------ TEXT SEGMENT ------
24 In Gaffney v RSM Bird Cameron Partners (A Firm) (No 2) [2013] FCA 945, Gilmour J held (at [15]-[19]) that the claims in that case were made and continued “in circumstances where the applicant, properly advised, should have known that there was no chance of success”, and that “[t]hese circumstances would of themselves justify an indemnity costs order”. In that case, however, there were also additional factors that led to an indemnity costs award: see Gaffney at [20]-[23].
25 There is a relevant difference between having a sufficient case reasonably to institute and pursue proceedings and having no case at all to do so. I concluded, after consideration of the parties’ respective submissions, that Mr Morad had no reasonable prospect of successfully prosecuting the proceeding and that an order for summary judgment should therefore be made under s 31A of the FCA Act: Morad v El-Ashey [2017] FCA 1136 at [41] and [47]. It does not, however, follow from this that Mr Morad had no sufficient basis reasonably to institute and pursue the proceeding until Ms El-Ashey’s summary judgment application was heard and determined. Having regard to the uncontested circumstances that gave rise to the proceeding and the relevant provisions of the TIA Act on which Mr Morad relied, I would not so conclude. Examination of my reasons for judgment in Morad v El-Ashey [2017] FCA 1136 shows that the application of the relevant provisions of the TIA Act is not straightforward and that the application of ss 108 and 133 required particular attention. In this circumstance an award of indemnity costs is not justified on the basis that Ms El-Ashey proposes. It should also be borne in mind that Ms El-Ashey’s summary judgment application was properly made at the earliest appropriate stage in the proceeding, and that, broadly speaking, both parties co-operated in addressing that application efficiently and in a cost-effective manner.
26 The second matter on which Ms El-Ashey relied was the letter sent by Ms El-Ashey’s solicitors to Mr Morad’s solicitors (annexure HC3 to Ms Chetcuti’s affidavit). This was dated 1 June 2017 and headed “without prejudice save as to indemnity costs”. It otherwise relevantly read as follows:
Our client seeks-:
1. That your client forthwith withdraw his application before the Court;
2. Each party bear their own costs to date.
------ PROVIDED MATERIAL ------
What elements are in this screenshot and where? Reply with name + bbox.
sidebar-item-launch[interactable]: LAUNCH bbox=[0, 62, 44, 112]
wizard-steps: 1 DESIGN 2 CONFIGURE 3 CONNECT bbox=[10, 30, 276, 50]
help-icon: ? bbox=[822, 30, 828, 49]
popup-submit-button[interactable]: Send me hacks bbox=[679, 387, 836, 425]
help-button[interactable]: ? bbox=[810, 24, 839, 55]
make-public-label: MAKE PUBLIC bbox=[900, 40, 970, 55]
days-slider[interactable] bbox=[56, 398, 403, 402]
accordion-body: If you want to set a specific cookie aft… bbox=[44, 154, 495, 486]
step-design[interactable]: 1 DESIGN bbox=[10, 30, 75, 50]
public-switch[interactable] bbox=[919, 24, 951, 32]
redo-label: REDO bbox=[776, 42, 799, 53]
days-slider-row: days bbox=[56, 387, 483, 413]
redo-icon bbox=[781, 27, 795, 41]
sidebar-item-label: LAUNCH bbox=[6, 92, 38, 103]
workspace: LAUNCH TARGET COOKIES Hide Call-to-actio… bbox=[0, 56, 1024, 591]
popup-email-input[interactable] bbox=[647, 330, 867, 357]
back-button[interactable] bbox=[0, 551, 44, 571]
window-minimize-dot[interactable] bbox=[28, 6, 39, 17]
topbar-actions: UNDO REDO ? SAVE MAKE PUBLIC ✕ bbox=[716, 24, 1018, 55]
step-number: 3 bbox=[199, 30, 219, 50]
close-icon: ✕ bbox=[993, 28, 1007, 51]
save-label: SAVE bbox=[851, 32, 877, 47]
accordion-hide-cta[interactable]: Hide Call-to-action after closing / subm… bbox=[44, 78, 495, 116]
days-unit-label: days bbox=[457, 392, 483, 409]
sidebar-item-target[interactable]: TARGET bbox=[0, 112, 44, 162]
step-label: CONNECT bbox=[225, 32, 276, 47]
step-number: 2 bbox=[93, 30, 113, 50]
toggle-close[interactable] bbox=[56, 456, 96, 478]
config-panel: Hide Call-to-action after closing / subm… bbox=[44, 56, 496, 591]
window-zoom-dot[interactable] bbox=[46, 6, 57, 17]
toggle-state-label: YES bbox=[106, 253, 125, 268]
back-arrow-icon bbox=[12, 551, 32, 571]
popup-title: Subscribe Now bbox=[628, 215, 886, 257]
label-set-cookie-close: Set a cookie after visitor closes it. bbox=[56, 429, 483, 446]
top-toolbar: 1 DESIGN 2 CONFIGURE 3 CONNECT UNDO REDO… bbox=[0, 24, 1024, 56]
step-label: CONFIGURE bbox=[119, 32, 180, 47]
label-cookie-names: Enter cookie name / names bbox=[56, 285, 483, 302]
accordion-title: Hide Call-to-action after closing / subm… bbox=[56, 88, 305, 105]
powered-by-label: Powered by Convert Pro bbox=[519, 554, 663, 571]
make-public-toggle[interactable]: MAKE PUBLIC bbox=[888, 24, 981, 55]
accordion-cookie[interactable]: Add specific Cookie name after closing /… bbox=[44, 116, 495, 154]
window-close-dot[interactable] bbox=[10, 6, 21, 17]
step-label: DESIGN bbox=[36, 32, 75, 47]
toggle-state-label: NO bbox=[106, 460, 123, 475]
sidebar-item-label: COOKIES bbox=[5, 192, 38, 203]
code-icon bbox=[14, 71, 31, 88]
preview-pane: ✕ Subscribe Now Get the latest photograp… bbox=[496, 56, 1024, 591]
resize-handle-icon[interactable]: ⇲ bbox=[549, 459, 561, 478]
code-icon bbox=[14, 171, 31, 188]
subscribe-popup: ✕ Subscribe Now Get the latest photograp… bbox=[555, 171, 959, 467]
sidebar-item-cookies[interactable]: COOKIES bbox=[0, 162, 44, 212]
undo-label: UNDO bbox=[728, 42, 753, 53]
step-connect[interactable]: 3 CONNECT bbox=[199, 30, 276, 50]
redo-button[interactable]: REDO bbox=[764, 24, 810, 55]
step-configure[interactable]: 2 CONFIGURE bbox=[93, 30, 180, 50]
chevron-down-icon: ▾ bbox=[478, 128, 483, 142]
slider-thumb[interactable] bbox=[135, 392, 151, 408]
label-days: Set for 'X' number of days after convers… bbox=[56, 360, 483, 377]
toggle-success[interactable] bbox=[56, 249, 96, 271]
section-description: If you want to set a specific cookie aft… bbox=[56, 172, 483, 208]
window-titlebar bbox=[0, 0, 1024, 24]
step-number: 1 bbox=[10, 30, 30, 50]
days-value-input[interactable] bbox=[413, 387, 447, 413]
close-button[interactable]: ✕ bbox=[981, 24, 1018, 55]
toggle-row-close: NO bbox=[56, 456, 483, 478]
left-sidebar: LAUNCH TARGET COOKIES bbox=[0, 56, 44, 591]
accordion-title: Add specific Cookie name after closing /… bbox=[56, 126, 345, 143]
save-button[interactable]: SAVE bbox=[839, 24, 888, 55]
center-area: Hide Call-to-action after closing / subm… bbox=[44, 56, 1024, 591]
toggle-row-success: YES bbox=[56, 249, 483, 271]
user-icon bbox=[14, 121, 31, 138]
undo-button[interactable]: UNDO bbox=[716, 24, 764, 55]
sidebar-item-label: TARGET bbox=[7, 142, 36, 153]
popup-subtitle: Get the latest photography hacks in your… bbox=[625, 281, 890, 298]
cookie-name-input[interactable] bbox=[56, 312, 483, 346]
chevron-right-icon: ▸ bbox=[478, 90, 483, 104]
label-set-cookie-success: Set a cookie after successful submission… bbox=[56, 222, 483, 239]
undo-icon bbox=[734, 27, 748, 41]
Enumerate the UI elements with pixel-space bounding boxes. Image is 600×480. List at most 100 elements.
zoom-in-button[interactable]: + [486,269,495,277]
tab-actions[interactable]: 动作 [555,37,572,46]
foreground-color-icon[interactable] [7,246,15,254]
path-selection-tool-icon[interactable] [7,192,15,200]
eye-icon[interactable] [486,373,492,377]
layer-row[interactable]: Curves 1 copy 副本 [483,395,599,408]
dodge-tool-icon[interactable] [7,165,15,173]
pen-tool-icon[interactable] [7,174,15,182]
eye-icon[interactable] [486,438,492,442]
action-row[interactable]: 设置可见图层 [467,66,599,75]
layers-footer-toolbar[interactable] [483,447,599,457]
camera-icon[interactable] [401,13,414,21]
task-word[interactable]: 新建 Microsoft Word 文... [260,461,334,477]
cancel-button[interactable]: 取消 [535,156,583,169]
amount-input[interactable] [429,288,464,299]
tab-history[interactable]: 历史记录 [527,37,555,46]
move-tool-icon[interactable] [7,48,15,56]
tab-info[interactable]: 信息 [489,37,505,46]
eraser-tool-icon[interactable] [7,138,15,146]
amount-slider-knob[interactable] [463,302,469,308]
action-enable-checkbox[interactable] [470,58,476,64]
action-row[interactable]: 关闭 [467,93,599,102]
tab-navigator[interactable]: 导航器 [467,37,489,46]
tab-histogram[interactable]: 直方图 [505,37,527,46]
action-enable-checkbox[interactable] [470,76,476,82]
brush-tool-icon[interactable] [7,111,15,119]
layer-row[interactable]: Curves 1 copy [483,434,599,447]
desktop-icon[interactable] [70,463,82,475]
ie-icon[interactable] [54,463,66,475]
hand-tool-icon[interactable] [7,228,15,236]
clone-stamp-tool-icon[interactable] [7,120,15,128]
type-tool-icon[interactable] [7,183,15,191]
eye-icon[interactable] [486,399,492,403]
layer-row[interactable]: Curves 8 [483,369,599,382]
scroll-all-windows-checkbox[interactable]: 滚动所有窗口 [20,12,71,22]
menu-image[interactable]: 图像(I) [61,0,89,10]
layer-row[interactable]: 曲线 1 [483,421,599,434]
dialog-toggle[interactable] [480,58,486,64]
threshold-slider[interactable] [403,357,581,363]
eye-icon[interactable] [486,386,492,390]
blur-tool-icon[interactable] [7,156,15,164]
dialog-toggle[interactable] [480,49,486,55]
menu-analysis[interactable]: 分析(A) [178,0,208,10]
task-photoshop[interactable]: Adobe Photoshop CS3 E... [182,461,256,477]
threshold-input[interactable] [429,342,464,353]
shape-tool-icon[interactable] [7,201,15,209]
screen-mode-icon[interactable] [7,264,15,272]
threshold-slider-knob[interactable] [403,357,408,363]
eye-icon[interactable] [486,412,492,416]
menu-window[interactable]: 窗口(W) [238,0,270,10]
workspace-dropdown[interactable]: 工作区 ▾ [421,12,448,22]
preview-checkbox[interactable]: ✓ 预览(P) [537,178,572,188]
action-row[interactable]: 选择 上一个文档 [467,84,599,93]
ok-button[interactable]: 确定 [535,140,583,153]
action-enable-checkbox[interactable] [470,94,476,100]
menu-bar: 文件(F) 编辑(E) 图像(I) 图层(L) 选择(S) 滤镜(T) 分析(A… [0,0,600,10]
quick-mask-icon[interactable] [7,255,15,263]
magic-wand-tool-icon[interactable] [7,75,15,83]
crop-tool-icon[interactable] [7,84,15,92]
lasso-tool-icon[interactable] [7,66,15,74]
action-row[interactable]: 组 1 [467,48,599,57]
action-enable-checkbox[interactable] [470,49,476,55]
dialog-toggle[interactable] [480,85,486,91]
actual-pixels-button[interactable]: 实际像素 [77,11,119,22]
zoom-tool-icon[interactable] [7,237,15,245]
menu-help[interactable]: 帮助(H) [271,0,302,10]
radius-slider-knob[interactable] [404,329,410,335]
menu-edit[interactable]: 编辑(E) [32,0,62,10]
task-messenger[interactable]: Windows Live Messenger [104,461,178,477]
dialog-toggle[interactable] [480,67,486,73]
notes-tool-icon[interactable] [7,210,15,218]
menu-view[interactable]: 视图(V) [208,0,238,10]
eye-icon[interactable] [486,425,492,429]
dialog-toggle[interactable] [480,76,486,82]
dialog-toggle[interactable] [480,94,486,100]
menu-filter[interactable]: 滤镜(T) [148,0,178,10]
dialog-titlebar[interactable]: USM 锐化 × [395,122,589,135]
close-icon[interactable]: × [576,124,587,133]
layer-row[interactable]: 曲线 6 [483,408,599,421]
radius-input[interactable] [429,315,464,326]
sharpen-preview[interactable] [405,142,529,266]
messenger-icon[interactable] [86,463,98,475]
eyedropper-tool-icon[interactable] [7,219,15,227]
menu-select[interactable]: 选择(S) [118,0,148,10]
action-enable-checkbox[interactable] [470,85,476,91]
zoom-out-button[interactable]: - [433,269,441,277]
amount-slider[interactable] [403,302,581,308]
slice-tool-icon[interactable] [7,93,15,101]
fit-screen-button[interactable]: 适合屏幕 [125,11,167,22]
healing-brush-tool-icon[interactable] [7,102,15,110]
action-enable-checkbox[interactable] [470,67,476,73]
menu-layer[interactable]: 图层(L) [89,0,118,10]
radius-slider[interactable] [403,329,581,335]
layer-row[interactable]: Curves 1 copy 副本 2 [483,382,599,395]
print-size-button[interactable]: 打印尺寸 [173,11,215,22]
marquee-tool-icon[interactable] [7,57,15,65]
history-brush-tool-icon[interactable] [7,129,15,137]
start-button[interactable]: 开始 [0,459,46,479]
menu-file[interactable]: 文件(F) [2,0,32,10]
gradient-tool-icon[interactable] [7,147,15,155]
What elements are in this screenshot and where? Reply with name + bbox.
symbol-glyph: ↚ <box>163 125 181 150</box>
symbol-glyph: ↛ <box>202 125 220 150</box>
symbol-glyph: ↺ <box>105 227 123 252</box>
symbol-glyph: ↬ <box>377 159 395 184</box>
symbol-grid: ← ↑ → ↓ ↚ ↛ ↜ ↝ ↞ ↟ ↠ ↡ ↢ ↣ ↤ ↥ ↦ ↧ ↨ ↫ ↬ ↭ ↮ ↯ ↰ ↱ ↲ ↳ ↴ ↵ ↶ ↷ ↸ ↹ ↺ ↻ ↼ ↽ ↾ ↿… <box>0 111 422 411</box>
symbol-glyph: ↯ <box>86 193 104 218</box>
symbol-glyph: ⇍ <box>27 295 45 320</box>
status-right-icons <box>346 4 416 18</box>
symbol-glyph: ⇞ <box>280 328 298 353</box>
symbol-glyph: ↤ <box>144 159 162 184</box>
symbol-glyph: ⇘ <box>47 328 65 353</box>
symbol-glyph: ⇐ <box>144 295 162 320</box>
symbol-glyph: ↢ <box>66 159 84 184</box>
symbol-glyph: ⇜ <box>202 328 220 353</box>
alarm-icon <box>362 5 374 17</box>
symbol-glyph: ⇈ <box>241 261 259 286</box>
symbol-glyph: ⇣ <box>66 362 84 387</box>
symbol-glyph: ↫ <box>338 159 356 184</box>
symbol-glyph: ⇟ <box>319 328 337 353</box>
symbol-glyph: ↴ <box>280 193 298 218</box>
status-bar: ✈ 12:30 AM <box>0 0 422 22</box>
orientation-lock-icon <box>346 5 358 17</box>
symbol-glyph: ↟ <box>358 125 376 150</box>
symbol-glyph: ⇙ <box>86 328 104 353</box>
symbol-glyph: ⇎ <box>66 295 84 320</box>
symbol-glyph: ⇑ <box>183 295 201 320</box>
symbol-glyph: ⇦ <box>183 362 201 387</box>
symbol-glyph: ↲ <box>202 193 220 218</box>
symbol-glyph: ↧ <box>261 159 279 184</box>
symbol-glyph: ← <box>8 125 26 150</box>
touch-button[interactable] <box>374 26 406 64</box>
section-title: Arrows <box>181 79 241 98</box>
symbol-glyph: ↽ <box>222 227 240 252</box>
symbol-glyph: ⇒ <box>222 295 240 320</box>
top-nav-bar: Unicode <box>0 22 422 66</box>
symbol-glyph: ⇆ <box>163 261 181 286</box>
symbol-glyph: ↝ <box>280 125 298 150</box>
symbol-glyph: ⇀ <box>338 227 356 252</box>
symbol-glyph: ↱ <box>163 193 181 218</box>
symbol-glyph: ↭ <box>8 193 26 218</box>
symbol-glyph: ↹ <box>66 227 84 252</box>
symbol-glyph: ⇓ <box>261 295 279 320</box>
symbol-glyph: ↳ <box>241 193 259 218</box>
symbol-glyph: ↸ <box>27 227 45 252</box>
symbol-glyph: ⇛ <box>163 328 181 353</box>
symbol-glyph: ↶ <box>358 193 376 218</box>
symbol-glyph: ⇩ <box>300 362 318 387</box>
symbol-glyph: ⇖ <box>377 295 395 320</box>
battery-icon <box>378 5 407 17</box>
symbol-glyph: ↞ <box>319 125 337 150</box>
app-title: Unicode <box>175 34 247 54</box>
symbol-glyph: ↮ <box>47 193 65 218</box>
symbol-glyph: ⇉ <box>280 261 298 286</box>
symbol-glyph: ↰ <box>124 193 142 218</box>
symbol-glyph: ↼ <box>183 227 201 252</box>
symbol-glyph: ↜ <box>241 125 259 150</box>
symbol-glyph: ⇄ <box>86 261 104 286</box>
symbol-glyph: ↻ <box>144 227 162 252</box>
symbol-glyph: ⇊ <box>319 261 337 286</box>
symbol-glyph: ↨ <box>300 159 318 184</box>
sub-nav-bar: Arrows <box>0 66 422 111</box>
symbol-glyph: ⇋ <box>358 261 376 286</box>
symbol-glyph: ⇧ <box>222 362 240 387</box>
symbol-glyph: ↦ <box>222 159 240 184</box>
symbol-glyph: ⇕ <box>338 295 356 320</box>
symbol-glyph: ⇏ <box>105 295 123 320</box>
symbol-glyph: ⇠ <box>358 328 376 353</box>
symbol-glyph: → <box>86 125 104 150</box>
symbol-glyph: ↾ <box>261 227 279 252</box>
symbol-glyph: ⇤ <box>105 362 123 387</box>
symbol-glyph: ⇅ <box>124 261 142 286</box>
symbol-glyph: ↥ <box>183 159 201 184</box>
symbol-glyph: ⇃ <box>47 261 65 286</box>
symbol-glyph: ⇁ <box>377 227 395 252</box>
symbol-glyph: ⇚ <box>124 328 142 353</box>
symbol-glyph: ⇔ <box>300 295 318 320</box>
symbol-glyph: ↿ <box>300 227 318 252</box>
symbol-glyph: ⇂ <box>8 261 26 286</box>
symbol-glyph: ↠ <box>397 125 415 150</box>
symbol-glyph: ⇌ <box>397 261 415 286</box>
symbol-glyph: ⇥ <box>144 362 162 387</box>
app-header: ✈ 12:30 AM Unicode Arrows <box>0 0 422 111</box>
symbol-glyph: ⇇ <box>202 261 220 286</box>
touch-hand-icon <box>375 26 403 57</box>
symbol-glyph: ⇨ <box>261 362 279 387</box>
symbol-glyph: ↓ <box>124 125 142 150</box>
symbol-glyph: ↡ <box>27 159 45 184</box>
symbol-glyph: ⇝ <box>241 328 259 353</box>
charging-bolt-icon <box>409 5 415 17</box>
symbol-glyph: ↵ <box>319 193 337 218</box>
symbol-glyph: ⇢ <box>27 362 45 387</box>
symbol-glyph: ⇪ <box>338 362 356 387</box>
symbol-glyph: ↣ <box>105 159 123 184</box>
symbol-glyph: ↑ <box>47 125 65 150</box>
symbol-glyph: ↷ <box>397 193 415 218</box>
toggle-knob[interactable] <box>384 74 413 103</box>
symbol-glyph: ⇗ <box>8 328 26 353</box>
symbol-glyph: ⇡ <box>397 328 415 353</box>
------
● SET TASK
Pick up the indemnity costs judgment after its last sentence shown and carry it on.

● RESULT OF THE EXERCISE
Your client’s application is without merit given the following-:
a. s 7(1) and 63 of the Telecommunications Interception Act (TIA Act) refers to communication passing over a telecommunication system. This is not what has occurred in this matter. Your client’s claim is also in contradiction with s 5H of the Act.
b. Our client has not accessed stored communication as provided in s 108 of the Act.
c. In our view your client has breached s 121 of the Family Law Act and Rule 15.06 and 13.07A of the Family Law Rules by using material filed in the Family Court jurisdiction in another proceeding.
d. Our client did not receive the correspondence dated the 9th of May, 2017 that you allege was forwarded to her by email. She no longer uses this email and in fact your client has been corresponding with her on the new email so he was aware of this.
In the event that your client does not withdraw his Application our client will be making the necessary Application for summary dismissal. Should this be necessary this correspondence will be produced to the Court on the question of costs.
The offer of compromise contained in this letter is:-
a. made without prejudice;
b. made to avoid further costs, disbursements and expenses associated with litigation;
c. made pursuant to the principles in Calderbank v Calderbank [1976] FAM 93; [1975] 3 All ER 333 and Cutts v Head [1984] 1 All ER 597, and Hazeldene’s Chicken Farm Ltd v VWA (No 2) (2005) 13 VR 435;
d. may be produced to a Court in the future and relied upon in support of any costs application which will be sought on a Solicitor/Client indemnity basis; and
e. open for acceptance by your client within the next fourteen (14) days from the date of this letter.
27 A Calderbank offer is a “well recognised means of making offers of settlement in circumstances where the party making the offer ultimately seeks a costs advantage if the offer is not accepted”: see Jones v Bradley (No 2) [2003] NSWCA 258 at [5], quoted with approval by Finkelstein J in Brookfield Multiplex Limited v International Litigation Funding Partners Pte Ltd (No 4) [2009] FCA 803 at [9]. An offer to terminate proceedings with no order as to costs is not a Calderbank offer: see Australian Competition and Consumer Commission v Universal Music Australia Pty Ltd (No 2) [2002] FCA 192; 201 ALR 618 at [60]; Fyna Foods Australia Pty Ltd v Cobannah Holdings Pty Ltd (No 2) [2004] FCA 1212 at [10]; and Vasram v AMP Life Ltd [2002] FCA 1286 at [12].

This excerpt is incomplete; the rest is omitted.